Every entry needs to be printed exactly, please.

•••••

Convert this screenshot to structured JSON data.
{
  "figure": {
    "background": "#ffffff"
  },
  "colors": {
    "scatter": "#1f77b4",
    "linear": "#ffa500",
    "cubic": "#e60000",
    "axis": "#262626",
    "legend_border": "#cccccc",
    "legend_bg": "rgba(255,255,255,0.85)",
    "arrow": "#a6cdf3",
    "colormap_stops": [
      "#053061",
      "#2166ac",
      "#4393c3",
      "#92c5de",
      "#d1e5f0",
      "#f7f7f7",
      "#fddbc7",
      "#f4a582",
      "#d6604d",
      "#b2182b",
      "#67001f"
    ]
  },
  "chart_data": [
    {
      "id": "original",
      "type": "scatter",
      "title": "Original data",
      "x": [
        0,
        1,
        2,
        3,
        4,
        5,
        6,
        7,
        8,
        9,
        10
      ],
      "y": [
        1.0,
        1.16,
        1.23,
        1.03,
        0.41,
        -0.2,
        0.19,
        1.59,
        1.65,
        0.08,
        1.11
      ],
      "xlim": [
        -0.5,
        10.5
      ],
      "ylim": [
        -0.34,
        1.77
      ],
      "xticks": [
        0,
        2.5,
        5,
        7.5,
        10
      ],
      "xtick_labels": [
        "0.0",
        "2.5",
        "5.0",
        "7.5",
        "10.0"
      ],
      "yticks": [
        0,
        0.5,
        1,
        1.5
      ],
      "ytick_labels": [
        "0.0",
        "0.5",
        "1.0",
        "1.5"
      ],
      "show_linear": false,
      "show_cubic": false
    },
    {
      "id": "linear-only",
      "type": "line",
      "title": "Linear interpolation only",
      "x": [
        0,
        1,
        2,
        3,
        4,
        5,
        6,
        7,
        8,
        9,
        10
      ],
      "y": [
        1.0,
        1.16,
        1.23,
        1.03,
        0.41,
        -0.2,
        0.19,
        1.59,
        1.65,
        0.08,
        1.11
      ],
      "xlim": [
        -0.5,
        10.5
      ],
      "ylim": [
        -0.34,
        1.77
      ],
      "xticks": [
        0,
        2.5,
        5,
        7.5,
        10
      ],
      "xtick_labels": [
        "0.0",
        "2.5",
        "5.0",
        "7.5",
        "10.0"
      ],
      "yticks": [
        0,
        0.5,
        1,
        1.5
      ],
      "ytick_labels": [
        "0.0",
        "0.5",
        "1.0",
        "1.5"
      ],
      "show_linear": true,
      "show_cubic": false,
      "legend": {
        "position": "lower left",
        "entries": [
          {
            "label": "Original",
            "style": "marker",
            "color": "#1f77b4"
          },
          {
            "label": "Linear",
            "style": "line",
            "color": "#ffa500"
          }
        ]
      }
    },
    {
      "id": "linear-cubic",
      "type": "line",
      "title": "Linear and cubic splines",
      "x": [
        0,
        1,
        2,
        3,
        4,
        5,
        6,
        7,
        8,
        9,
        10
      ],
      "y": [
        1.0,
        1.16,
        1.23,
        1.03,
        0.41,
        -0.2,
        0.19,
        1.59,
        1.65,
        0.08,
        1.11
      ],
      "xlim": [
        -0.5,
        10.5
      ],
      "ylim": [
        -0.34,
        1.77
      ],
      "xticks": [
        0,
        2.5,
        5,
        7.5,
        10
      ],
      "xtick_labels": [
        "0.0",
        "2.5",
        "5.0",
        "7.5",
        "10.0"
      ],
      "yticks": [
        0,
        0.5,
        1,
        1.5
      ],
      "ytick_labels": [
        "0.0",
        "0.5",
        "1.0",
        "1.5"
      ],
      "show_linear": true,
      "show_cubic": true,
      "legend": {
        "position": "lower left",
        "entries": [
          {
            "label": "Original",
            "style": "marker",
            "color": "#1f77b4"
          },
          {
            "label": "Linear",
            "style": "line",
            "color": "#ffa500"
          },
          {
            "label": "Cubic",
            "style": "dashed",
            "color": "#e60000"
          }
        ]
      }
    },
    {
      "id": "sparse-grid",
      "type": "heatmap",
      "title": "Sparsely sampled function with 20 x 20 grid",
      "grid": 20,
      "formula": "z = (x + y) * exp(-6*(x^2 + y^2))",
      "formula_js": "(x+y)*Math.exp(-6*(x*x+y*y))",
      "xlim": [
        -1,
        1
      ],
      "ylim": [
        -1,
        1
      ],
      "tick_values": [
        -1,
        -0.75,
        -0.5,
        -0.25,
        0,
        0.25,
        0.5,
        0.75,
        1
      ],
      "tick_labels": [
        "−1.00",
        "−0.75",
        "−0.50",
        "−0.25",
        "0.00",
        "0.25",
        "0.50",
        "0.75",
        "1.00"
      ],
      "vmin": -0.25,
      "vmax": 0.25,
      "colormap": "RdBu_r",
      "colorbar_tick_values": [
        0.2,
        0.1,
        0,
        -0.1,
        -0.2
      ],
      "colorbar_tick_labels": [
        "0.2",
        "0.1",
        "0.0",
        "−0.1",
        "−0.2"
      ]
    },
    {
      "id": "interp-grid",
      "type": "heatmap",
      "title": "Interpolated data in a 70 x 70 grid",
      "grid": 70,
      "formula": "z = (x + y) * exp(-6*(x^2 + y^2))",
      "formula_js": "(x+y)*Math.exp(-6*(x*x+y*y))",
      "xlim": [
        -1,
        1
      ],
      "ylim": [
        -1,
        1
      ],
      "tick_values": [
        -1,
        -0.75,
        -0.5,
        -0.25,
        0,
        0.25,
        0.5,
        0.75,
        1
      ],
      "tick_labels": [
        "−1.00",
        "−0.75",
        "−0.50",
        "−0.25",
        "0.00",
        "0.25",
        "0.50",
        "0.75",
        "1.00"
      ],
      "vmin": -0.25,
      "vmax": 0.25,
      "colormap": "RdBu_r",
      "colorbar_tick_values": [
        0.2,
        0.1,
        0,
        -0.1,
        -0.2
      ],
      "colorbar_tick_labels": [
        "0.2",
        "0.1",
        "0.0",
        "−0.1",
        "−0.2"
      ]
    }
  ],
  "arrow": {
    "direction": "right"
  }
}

•••••

Output below:
Convert this screenshot to structured JSON data.
{
  "figure": {
    "background": "#ffffff"
  },
  "colors": {
    "scatter": "#1f77b4",
    "linear": "#ffa500",
    "cubic": "#e60000",
    "axis": "#262626",
    "legend_border": "#cccccc",
    "legend_bg": "rgba(255,255,255,0.85)",
    "arrow": "#a6cdf3",
    "colormap_stops": [
      "#053061",
      "#2166ac",
      "#4393c3",
      "#92c5de",
      "#d1e5f0",
      "#f7f7f7",
      "#fddbc7",
      "#f4a582",
      "#d6604d",
      "#b2182b",
      "#67001f"
    ]
  },
  "chart_data": [
    {
      "id": "original",
      "type": "scatter",
      "title": "Original data",
      "x": [
        0,
        1,
        2,
        3,
        4,
        5,
        6,
        7,
        8,
        9,
        10
      ],
      "y": [
        1.0,
        1.16,
        1.23,
        1.03,
        0.41,
        -0.2,
        0.19,
        1.59,
        1.65,
        0.08,
        1.11
      ],
      "xlim": [
        -0.5,
        10.5
      ],
      "ylim": [
        -0.34,
        1.77
      ],
      "xticks": [
        0,
        2.5,
        5,
        7.5,
        10
      ],
      "xtick_labels": [
        "0.0",
        "2.5",
        "5.0",
        "7.5",
        "10.0"
      ],
      "yticks": [
        0,
        0.5,
        1,
        1.5
      ],
      "ytick_labels": [
        "0.0",
        "0.5",
        "1.0",
        "1.5"
      ],
      "show_linear": false,
      "show_cubic": false
    },
    {
      "id": "linear-only",
      "type": "line",
      "title": "Linear interpolation only",
      "x": [
        0,
        1,
        2,
        3,
        4,
        5,
        6,
        7,
        8,
        9,
        10
      ],
      "y": [
        1.0,
        1.16,
        1.23,
        1.03,
        0.41,
        -0.2,
        0.19,
        1.59,
        1.65,
        0.08,
        1.11
      ],
      "xlim": [
        -0.5,
        10.5
      ],
      "ylim": [
        -0.34,
        1.77
      ],
      "xticks": [
        0,
        2.5,
        5,
        7.5,
        10
      ],
      "xtick_labels": [
        "0.0",
        "2.5",
        "5.0",
        "7.5",
        "10.0"
      ],
      "yticks": [
        0,
        0.5,
        1,
        1.5
      ],
      "ytick_labels": [
        "0.0",
        "0.5",
        "1.0",
        "1.5"
      ],
      "show_linear": true,
      "show_cubic": false,
      "legend": {
        "position": "lower left",
        "entries": [
          {
            "label": "Original",
            "style": "marker",
            "color": "#1f77b4"
          },
          {
            "label": "Linear",
            "style": "line",
            "color": "#ffa500"
          }
        ]
      }
    },
    {
      "id": "linear-cubic",
      "type": "line",
      "title": "Linear and cubic splines",
      "x": [
        0,
        1,
        2,
        3,
        4,
        5,
        6,
        7,
        8,
        9,
        10
      ],
      "y": [
        1.0,
        1.16,
        1.23,
        1.03,
        0.41,
        -0.2,
        0.19,
        1.59,
        1.65,
        0.08,
        1.11
      ],
      "xlim": [
        -0.5,
        10.5
      ],
      "ylim": [
        -0.34,
        1.77
      ],
      "xticks": [
        0,
        2.5,
        5,
        7.5,
        10
      ],
      "xtick_labels": [
        "0.0",
        "2.5",
        "5.0",
        "7.5",
        "10.0"
      ],
      "yticks": [
        0,
        0.5,
        1,
        1.5
      ],
      "ytick_labels": [
        "0.0",
        "0.5",
        "1.0",
        "1.5"
      ],
      "show_linear": true,
      "show_cubic": true,
      "legend": {
        "position": "lower left",
        "entries": [
          {
            "label": "Original",
            "style": "marker",
            "color": "#1f77b4"
          },
          {
            "label": "Linear",
            "style": "line",
            "color": "#ffa500"
          },
          {
            "label": "Cubic",
            "style": "dashed",
            "color": "#e60000"
          }
        ]
      }
    },
    {
      "id": "sparse-grid",
      "type": "heatmap",
      "title": "Sparsely sampled function with 20 x 20 grid",
      "grid": 20,
      "formula": "z = (x + y) * exp(-6*(x^2 + y^2))",
      "formula_js": "(x+y)*Math.exp(-6*(x*x+y*y))",
      "xlim": [
        -1,
        1
      ],
      "ylim": [
        -1,
        1
      ],
      "tick_values": [
        -1,
        -0.75,
        -0.5,
        -0.25,
        0,
        0.25,
        0.5,
        0.75,
        1
      ],
      "tick_labels": [
        "−1.00",
        "−0.75",
        "−0.50",
        "−0.25",
        "0.00",
        "0.25",
        "0.50",
        "0.75",
        "1.00"
      ],
      "vmin": -0.25,
      "vmax": 0.25,
      "colormap": "RdBu_r",
      "colorbar_tick_values": [
        0.2,
        0.1,
        0,
        -0.1,
        -0.2
      ],
      "colorbar_tick_labels": [
        "0.2",
        "0.1",
        "0.0",
        "−0.1",
        "−0.2"
      ]
    },
    {
      "id": "interp-grid",
      "type": "heatmap",
      "title": "Interpolated data in a 70 x 70 grid",
      "grid": 70,
      "formula": "z = (x + y) * exp(-6*(x^2 + y^2))",
      "formula_js": "(x+y)*Math.exp(-6*(x*x+y*y))",
      "xlim": [
        -1,
        1
      ],
      "ylim": [
        -1,
        1
      ],
      "tick_values": [
        -1,
        -0.75,
        -0.5,
        -0.25,
        0,
        0.25,
        0.5,
        0.75,
        1
      ],
      "tick_labels": [
        "−1.00",
        "−0.75",
        "−0.50",
        "−0.25",
        "0.00",
        "0.25",
        "0.50",
        "0.75",
        "1.00"
      ],
      "vmin": -0.25,
      "vmax": 0.25,
      "colormap": "RdBu_r",
      "colorbar_tick_values": [
        0.2,
        0.1,
        0,
        -0.1,
        -0.2
      ],
      "colorbar_tick_labels": [
        "0.2",
        "0.1",
        "0.0",
        "−0.1",
        "−0.2"
      ]
    }
  ],
  "arrow": {
    "direction": "right"
  }
}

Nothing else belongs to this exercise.